*Directive*
Identify each line in the records below that contains the word "Total", and copy it.

*Dataset rows*
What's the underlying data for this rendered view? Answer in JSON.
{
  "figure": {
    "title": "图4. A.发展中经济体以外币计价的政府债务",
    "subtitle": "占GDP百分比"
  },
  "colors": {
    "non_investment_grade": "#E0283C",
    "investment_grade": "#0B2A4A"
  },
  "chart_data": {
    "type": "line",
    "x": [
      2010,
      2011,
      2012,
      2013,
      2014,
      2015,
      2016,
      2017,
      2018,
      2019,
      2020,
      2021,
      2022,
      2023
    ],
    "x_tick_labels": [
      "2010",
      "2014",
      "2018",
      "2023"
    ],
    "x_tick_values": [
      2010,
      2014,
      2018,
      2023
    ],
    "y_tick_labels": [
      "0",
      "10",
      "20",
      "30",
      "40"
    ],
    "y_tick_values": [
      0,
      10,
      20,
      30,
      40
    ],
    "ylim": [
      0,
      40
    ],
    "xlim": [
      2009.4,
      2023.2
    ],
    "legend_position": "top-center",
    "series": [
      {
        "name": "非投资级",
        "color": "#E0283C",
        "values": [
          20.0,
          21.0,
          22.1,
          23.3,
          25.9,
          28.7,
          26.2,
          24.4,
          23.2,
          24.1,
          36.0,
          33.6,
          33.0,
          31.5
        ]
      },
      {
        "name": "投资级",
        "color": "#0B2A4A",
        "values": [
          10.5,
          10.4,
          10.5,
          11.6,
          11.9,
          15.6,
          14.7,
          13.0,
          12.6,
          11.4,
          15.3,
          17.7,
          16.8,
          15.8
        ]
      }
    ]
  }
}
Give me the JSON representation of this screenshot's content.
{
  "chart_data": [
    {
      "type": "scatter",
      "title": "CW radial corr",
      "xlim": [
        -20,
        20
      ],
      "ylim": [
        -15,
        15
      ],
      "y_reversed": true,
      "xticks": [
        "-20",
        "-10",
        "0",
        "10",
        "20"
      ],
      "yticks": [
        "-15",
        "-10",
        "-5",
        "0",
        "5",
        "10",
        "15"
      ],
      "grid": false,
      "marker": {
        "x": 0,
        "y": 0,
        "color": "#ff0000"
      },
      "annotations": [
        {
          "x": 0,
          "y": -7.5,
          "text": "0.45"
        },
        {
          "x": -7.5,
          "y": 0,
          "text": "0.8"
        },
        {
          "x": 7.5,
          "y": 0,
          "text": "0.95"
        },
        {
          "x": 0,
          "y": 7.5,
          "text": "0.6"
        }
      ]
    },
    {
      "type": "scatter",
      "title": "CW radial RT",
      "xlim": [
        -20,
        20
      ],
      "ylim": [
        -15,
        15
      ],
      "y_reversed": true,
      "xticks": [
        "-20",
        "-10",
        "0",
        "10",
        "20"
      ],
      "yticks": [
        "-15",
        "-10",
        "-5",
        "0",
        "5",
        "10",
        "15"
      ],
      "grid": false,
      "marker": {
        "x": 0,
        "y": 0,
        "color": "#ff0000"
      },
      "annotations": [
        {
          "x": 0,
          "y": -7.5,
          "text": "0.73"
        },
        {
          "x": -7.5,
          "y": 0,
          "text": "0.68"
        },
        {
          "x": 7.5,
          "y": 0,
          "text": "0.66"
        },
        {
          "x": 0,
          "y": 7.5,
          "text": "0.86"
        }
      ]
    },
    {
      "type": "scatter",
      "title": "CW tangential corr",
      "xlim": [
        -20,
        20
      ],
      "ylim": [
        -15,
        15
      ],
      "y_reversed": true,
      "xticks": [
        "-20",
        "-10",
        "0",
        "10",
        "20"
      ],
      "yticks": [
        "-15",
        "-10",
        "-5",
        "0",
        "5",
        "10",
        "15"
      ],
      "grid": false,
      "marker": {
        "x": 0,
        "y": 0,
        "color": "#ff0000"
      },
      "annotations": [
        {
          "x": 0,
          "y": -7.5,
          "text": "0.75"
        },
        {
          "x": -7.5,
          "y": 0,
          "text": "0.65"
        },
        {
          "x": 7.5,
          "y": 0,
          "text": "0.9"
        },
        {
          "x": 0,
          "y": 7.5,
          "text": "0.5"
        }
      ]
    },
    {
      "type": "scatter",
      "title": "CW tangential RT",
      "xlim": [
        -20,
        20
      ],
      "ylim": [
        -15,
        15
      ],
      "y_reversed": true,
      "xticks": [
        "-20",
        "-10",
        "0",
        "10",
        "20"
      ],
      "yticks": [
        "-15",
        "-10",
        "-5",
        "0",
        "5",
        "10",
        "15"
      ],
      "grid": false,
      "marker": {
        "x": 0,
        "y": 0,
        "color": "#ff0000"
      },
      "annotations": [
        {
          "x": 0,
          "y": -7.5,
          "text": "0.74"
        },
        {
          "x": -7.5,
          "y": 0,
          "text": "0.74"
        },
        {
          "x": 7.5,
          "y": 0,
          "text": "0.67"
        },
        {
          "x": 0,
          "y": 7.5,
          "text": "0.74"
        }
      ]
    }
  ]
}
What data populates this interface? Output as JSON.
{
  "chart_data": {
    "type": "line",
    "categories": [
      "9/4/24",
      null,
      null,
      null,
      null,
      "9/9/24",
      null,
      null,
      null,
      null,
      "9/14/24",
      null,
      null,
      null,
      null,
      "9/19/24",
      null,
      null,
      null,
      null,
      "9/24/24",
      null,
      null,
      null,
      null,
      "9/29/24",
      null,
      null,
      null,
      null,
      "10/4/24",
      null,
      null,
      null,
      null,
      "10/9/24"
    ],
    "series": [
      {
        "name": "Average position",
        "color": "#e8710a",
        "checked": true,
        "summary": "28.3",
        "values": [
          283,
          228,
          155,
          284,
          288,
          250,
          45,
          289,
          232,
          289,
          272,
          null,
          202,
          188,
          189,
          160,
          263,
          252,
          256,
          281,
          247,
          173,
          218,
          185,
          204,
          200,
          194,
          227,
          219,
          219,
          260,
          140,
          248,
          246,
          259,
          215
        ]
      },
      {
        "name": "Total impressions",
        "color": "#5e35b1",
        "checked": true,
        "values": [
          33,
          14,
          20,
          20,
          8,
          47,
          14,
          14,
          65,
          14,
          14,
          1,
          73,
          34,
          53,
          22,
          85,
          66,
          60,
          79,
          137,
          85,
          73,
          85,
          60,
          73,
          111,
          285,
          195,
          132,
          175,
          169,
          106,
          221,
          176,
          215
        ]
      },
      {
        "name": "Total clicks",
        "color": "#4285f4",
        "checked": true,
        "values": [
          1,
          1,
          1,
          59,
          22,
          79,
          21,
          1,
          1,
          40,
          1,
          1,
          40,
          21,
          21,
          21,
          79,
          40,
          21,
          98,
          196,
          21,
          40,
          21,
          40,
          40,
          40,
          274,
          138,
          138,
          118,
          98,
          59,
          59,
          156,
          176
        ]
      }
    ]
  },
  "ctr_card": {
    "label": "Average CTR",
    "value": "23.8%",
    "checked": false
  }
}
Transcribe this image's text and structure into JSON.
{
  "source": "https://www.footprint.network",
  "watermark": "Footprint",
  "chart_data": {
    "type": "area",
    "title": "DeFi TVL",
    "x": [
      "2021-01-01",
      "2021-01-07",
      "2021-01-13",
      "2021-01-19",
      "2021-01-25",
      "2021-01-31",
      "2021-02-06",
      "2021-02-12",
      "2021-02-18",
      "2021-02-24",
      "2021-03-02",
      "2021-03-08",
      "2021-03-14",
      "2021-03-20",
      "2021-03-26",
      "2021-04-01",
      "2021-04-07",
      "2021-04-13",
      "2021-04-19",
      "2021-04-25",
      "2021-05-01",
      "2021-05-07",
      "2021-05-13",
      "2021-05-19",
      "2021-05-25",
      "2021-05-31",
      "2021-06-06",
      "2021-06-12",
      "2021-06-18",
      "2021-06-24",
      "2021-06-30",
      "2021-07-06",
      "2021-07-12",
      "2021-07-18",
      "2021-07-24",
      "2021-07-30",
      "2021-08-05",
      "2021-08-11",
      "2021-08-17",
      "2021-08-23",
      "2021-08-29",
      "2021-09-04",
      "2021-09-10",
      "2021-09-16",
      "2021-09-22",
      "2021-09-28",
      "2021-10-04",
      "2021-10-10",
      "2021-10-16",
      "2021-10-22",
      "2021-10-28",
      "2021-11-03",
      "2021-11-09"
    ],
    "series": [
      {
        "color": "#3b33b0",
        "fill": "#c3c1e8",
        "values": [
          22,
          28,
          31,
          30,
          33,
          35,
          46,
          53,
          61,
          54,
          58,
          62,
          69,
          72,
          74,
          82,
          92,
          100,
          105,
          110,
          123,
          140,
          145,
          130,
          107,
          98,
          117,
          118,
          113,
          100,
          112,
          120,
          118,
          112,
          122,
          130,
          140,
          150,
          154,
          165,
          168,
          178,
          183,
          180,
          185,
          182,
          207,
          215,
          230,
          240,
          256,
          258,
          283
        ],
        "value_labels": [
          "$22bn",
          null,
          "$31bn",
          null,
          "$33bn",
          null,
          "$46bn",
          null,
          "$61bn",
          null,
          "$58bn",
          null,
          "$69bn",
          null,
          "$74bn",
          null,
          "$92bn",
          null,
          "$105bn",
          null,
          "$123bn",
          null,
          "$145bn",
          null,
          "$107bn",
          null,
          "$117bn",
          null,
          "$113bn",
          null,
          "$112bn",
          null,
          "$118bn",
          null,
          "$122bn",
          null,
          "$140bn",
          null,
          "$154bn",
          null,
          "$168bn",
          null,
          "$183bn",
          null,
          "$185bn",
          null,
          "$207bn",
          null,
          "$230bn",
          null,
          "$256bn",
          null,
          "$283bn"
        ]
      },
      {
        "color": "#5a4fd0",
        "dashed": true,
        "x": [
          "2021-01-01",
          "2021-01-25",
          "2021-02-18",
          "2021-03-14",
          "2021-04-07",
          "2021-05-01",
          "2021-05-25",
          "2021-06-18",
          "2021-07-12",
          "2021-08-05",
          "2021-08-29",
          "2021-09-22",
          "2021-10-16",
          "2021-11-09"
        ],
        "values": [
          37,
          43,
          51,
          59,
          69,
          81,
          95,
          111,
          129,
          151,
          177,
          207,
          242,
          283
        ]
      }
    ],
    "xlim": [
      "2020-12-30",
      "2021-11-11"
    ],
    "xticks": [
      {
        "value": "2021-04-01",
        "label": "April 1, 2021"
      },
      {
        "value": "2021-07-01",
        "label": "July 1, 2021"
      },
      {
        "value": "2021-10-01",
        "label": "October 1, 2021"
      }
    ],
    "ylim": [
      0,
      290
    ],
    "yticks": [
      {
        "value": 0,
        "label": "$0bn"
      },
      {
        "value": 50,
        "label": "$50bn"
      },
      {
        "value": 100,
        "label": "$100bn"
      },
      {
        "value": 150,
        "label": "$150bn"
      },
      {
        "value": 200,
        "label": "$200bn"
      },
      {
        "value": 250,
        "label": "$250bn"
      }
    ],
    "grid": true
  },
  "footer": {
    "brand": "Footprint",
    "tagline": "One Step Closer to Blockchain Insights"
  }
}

*Result*
        "name": "Total impressions",
        "name": "Total clicks",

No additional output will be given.